**WORK TO BE COMPLETED**
Take the material below and write it all out again exactly.

Data records:
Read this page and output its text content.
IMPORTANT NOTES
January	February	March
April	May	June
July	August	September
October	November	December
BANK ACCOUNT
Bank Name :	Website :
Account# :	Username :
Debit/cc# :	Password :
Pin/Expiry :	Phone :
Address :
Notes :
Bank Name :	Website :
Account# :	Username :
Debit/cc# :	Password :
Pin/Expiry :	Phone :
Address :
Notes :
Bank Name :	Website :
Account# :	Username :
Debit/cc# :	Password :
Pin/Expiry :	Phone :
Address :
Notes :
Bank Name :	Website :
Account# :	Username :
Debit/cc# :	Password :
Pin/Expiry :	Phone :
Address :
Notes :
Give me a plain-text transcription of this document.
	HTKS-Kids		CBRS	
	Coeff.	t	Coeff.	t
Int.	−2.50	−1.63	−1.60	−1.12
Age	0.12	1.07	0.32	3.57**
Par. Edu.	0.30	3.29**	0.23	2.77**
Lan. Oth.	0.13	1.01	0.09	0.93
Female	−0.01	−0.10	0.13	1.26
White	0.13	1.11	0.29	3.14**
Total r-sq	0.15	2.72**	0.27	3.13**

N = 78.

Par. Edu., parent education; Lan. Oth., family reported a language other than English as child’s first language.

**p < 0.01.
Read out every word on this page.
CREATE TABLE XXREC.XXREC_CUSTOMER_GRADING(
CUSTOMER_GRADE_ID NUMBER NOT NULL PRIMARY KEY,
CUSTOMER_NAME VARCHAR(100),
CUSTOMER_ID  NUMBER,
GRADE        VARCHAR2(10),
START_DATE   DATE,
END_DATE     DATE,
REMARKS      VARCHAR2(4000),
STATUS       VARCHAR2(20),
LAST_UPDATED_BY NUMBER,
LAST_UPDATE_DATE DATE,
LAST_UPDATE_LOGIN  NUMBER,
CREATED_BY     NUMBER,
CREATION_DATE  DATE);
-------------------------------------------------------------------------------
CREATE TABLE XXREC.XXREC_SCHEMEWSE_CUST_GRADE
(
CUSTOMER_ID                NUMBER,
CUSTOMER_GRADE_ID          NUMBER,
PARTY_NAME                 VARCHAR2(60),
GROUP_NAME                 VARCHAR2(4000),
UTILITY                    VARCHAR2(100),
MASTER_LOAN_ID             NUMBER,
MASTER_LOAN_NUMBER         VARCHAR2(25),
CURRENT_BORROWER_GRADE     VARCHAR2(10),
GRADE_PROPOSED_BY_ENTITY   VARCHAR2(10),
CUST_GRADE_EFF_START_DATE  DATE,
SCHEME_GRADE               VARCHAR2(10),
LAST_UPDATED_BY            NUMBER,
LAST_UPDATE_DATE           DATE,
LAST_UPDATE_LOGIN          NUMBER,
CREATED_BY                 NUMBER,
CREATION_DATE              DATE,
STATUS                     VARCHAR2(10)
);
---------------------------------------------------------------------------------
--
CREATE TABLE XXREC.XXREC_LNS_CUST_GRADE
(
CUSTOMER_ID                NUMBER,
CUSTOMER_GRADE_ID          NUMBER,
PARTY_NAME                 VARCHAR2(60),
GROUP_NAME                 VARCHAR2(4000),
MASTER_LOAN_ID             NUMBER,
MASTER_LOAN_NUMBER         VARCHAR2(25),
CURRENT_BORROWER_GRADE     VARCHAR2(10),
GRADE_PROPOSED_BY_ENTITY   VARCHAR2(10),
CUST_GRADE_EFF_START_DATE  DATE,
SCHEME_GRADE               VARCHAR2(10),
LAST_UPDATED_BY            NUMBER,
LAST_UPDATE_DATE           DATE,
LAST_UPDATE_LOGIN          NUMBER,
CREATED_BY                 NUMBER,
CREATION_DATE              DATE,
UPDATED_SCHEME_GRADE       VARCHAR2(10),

**SOLUTION**
Read this page and output its text content.
IMPORTANT NOTES
January	February	March
April	May	June
July	August	September
October	November	December
BANK ACCOUNT
Bank Name :	Website :
Account# :	Username :
Debit/cc# :	Password :
Pin/Expiry :	Phone :
Address :
Notes :
Bank Name :	Website :
Account# :	Username :
Debit/cc# :	Password :
Pin/Expiry :	Phone :
Address :
Notes :
Bank Name :	Website :
Account# :	Username :
Debit/cc# :	Password :
Pin/Expiry :	Phone :
Address :
Notes :
Bank Name :	Website :
Account# :	Username :
Debit/cc# :	Password :
Pin/Expiry :	Phone :
Address :
Notes :
Give me a plain-text transcription of this document.
	HTKS-Kids		CBRS	
	Coeff.	t	Coeff.	t
Int.	−2.50	−1.63	−1.60	−1.12
Age	0.12	1.07	0.32	3.57**
Par. Edu.	0.30	3.29**	0.23	2.77**
Lan. Oth.	0.13	1.01	0.09	0.93
Female	−0.01	−0.10	0.13	1.26
White	0.13	1.11	0.29	3.14**
Total r-sq	0.15	2.72**	0.27	3.13**

N = 78.

Par. Edu., parent education; Lan. Oth., family reported a language other than English as child’s first language.

**p < 0.01.
Read out every word on this page.
CREATE TABLE XXREC.XXREC_CUSTOMER_GRADING(
CUSTOMER_GRADE_ID NUMBER NOT NULL PRIMARY KEY,
CUSTOMER_NAME VARCHAR(100),
CUSTOMER_ID  NUMBER,
GRADE        VARCHAR2(10),
START_DATE   DATE,
END_DATE     DATE,
REMARKS      VARCHAR2(4000),
STATUS       VARCHAR2(20),
LAST_UPDATED_BY NUMBER,
LAST_UPDATE_DATE DATE,
LAST_UPDATE_LOGIN  NUMBER,
CREATED_BY     NUMBER,
CREATION_DATE  DATE);
-------------------------------------------------------------------------------
CREATE TABLE XXREC.XXREC_SCHEMEWSE_CUST_GRADE
(
CUSTOMER_ID                NUMBER,
CUSTOMER_GRADE_ID          NUMBER,
PARTY_NAME                 VARCHAR2(60),
GROUP_NAME                 VARCHAR2(4000),
UTILITY                    VARCHAR2(100),
MASTER_LOAN_ID             NUMBER,
MASTER_LOAN_NUMBER         VARCHAR2(25),
CURRENT_BORROWER_GRADE     VARCHAR2(10),
GRADE_PROPOSED_BY_ENTITY   VARCHAR2(10),
CUST_GRADE_EFF_START_DATE  DATE,
SCHEME_GRADE               VARCHAR2(10),
LAST_UPDATED_BY            NUMBER,
LAST_UPDATE_DATE           DATE,
LAST_UPDATE_LOGIN          NUMBER,
CREATED_BY                 NUMBER,
CREATION_DATE              DATE,
STATUS                     VARCHAR2(10)
);
---------------------------------------------------------------------------------
--
CREATE TABLE XXREC.XXREC_LNS_CUST_GRADE
(
CUSTOMER_ID                NUMBER,
CUSTOMER_GRADE_ID          NUMBER,
PARTY_NAME                 VARCHAR2(60),
GROUP_NAME                 VARCHAR2(4000),
MASTER_LOAN_ID             NUMBER,
MASTER_LOAN_NUMBER         VARCHAR2(25),
CURRENT_BORROWER_GRADE     VARCHAR2(10),
GRADE_PROPOSED_BY_ENTITY   VARCHAR2(10),
CUST_GRADE_EFF_START_DATE  DATE,
SCHEME_GRADE               VARCHAR2(10),
LAST_UPDATED_BY            NUMBER,
LAST_UPDATE_DATE           DATE,
LAST_UPDATE_LOGIN          NUMBER,
CREATED_BY                 NUMBER,
CREATION_DATE              DATE,
UPDATED_SCHEME_GRADE       VARCHAR2(10),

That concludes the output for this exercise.